▸ **CHALLENGE**
Working from the line that contains "Read all visible content and emit it as JSON." to the final line, transcribe each line exactly. No pictures belong in the copy.

▸ **MATERIALS PROVIDED**
══════════

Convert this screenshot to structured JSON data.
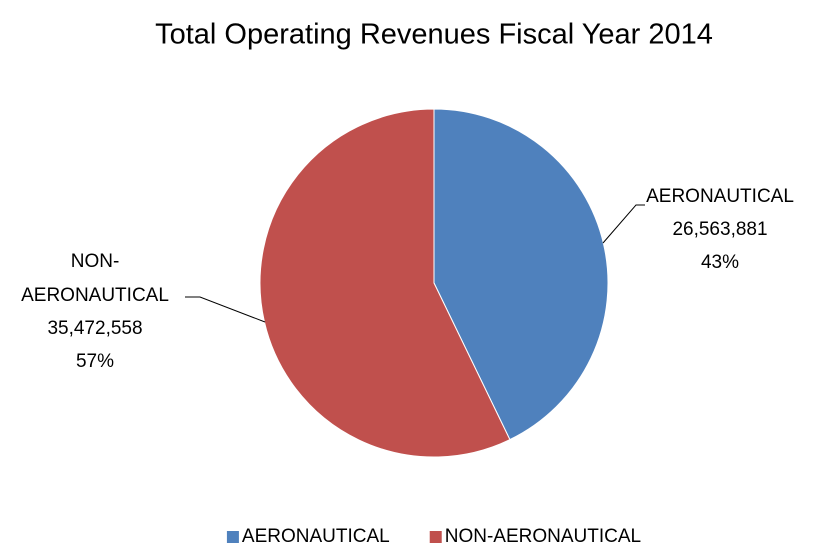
{
  "chart_data": {
    "type": "pie",
    "title": "Total Operating Revenues Fiscal Year 2014",
    "categories": [
      "AERONAUTICAL",
      "NON-AERONAUTICAL"
    ],
    "values": [
      26563881,
      35472558
    ],
    "value_labels": [
      "26,563,881",
      "35,472,558"
    ],
    "percents": [
      43,
      57
    ],
    "percent_labels": [
      "43%",
      "57%"
    ],
    "colors": [
      "#4f81bd",
      "#c0504d"
    ],
    "legend": "bottom"
  }
}
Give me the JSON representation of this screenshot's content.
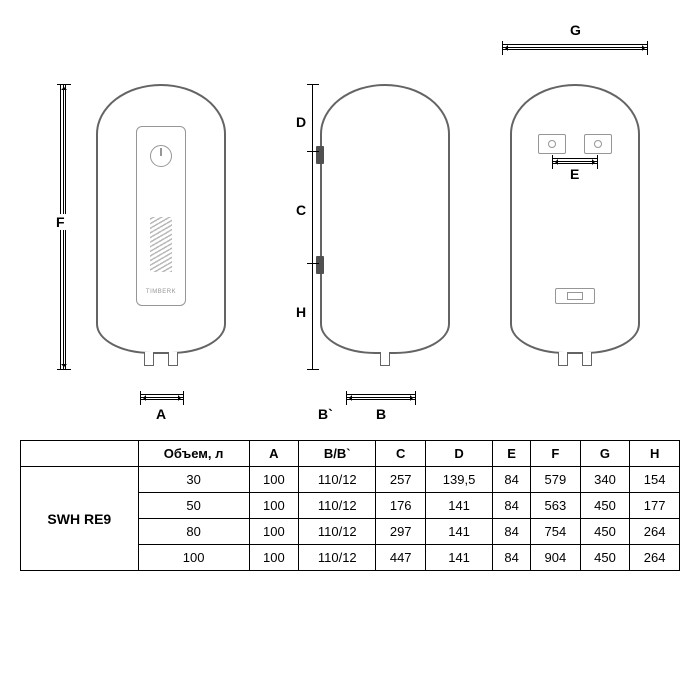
{
  "brand_text": "TIMBERK",
  "dim_labels": {
    "F": "F",
    "A": "A",
    "D": "D",
    "C": "C",
    "H": "H",
    "B": "B",
    "Bprime": "B`",
    "G": "G",
    "E": "E"
  },
  "table": {
    "model": "SWH RE9",
    "headers": [
      "Объем, л",
      "A",
      "B/B`",
      "C",
      "D",
      "E",
      "F",
      "G",
      "H"
    ],
    "rows": [
      [
        "30",
        "100",
        "110/12",
        "257",
        "139,5",
        "84",
        "579",
        "340",
        "154"
      ],
      [
        "50",
        "100",
        "110/12",
        "176",
        "141",
        "84",
        "563",
        "450",
        "177"
      ],
      [
        "80",
        "100",
        "110/12",
        "297",
        "141",
        "84",
        "754",
        "450",
        "264"
      ],
      [
        "100",
        "100",
        "110/12",
        "447",
        "141",
        "84",
        "904",
        "450",
        "264"
      ]
    ]
  },
  "colors": {
    "stroke_dark": "#646464",
    "stroke_light": "#969696",
    "background": "#ffffff",
    "table_border": "#000000"
  }
}
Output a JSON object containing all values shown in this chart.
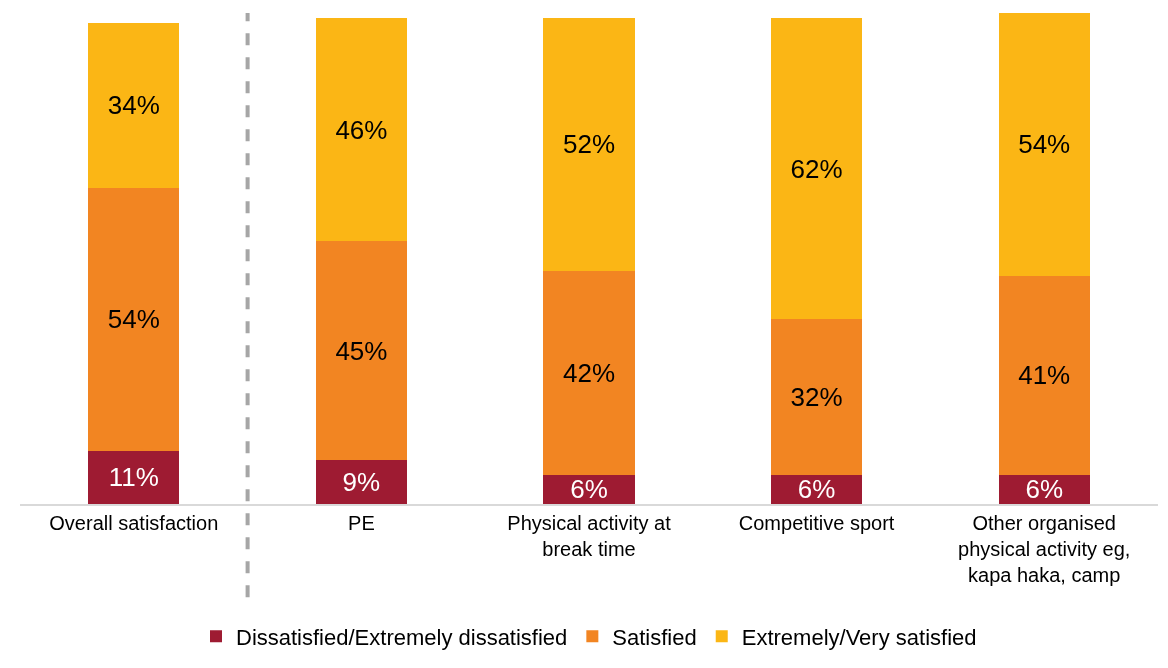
{
  "chart_data": {
    "type": "bar",
    "stacked": true,
    "categories": [
      "Overall satisfaction",
      "PE",
      "Physical activity at break time",
      "Competitive sport",
      "Other organised physical activity eg, kapa haka, camp"
    ],
    "series": [
      {
        "name": "Dissatisfied/Extremely dissatisfied",
        "color": "#9e1b32",
        "values": [
          11,
          9,
          6,
          6,
          6
        ],
        "value_labels": [
          "11%",
          "9%",
          "6%",
          "6%",
          "6%"
        ]
      },
      {
        "name": "Satisfied",
        "color": "#f28522",
        "values": [
          54,
          45,
          42,
          32,
          41
        ],
        "value_labels": [
          "54%",
          "45%",
          "42%",
          "32%",
          "41%"
        ]
      },
      {
        "name": "Extremely/Very satisfied",
        "color": "#fbb615",
        "values": [
          34,
          46,
          52,
          62,
          54
        ],
        "value_labels": [
          "34%",
          "46%",
          "52%",
          "62%",
          "54%"
        ]
      }
    ],
    "legend": "bottom",
    "tick_labels": "x"
  }
}
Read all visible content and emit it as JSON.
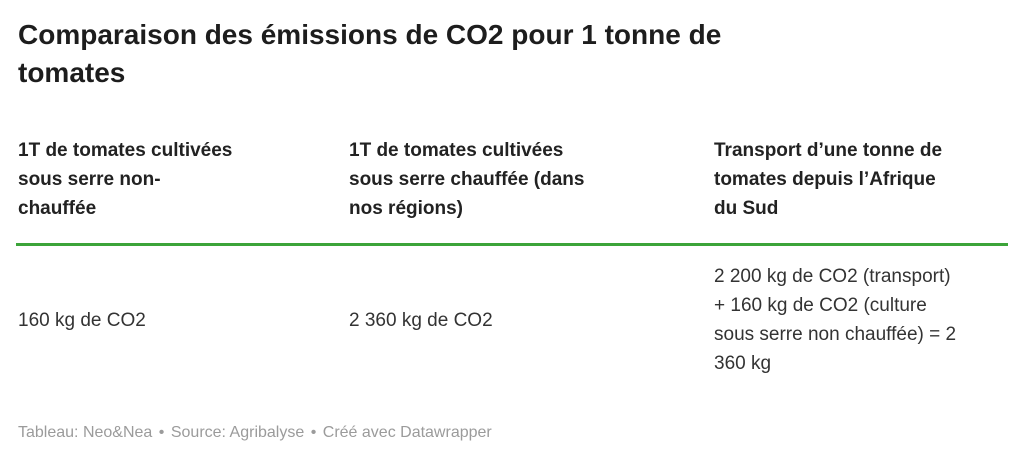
{
  "title_display": "Comparaison des émissions de CO2 pour 1 tonne de\ntomates",
  "table": {
    "headers": [
      {
        "text": "1T de tomates cultivées\nsous serre non-\nchauffée"
      },
      {
        "text": "1T de tomates cultivées\nsous serre chauffée (dans\nnos régions)"
      },
      {
        "text": "Transport d’une tonne de\ntomates depuis l’Afrique\ndu Sud"
      }
    ],
    "row": [
      {
        "text": "160 kg de CO2"
      },
      {
        "text": "2 360 kg de CO2"
      },
      {
        "text": "2 200 kg de CO2 (transport)\n+ 160 kg de CO2 (culture\nsous serre non chauffée) = 2\n360 kg"
      }
    ]
  },
  "chart_data": {
    "type": "table",
    "title": "Comparaison des émissions de CO2 pour 1 tonne de tomates",
    "columns": [
      "1T de tomates cultivées sous serre non-chauffée",
      "1T de tomates cultivées sous serre chauffée (dans nos régions)",
      "Transport d’une tonne de tomates depuis l’Afrique du Sud"
    ],
    "rows": [
      [
        "160 kg de CO2",
        "2 360 kg de CO2",
        "2 200 kg de CO2 (transport) + 160 kg de CO2 (culture sous serre non chauffée) = 2 360 kg"
      ]
    ],
    "values_kg_co2": [
      160,
      2360,
      2360
    ],
    "layout_hints": {
      "header_rule": true,
      "grid": false,
      "legend": "none"
    }
  },
  "footer": {
    "attribution_label": "Tableau:",
    "attribution_value": "Neo&Nea",
    "separator": "•",
    "source_label": "Source:",
    "source_value": "Agribalyse",
    "created_with": "Créé avec Datawrapper"
  },
  "colors": {
    "header_rule": "#3CA439",
    "title_text": "#1d1d1d",
    "header_text": "#222222",
    "body_text": "#333333",
    "footer_text": "#9b9b9b"
  }
}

══════════

▸ **ANSWER TO THIS EXERCISE**
Read all visible content and emit it as JSON.
{
  "title_display": "Comparaison des émissions de CO2 pour 1 tonne de\ntomates",
  "table": {
    "headers": [
      {
        "text": "1T de tomates cultivées\nsous serre non-\nchauffée"
      },
      {
        "text": "1T de tomates cultivées\nsous serre chauffée (dans\nnos régions)"
      },
      {
        "text": "Transport d’une tonne de\ntomates depuis l’Afrique\ndu Sud"
      }
    ],
    "row": [
      {
        "text": "160 kg de CO2"
      },
      {
        "text": "2 360 kg de CO2"
      },
      {
        "text": "2 200 kg de CO2 (transport)\n+ 160 kg de CO2 (culture\nsous serre non chauffée) = 2\n360 kg"
      }
    ]
  },
  "chart_data": {
    "type": "table",
    "title": "Comparaison des émissions de CO2 pour 1 tonne de tomates",
    "columns": [
      "1T de tomates cultivées sous serre non-chauffée",
      "1T de tomates cultivées sous serre chauffée (dans nos régions)",
      "Transport d’une tonne de tomates depuis l’Afrique du Sud"
    ],
    "rows": [
      [
        "160 kg de CO2",
        "2 360 kg de CO2",
        "2 200 kg de CO2 (transport) + 160 kg de CO2 (culture sous serre non chauffée) = 2 360 kg"
      ]
    ],
    "values_kg_co2": [
      160,
      2360,
      2360
    ],
    "layout_hints": {
      "header_rule": true,
      "grid": false,
      "legend": "none"
    }
  },
  "footer": {
    "attribution_label": "Tableau:",
    "attribution_value": "Neo&Nea",
    "separator": "•",
    "source_label": "Source:",
    "source_value": "Agribalyse",
    "created_with": "Créé avec Datawrapper"
  },
  "colors": {
    "header_rule": "#3CA439",
    "title_text": "#1d1d1d",
    "header_text": "#222222",
    "body_text": "#333333",
    "footer_text": "#9b9b9b"
  }
}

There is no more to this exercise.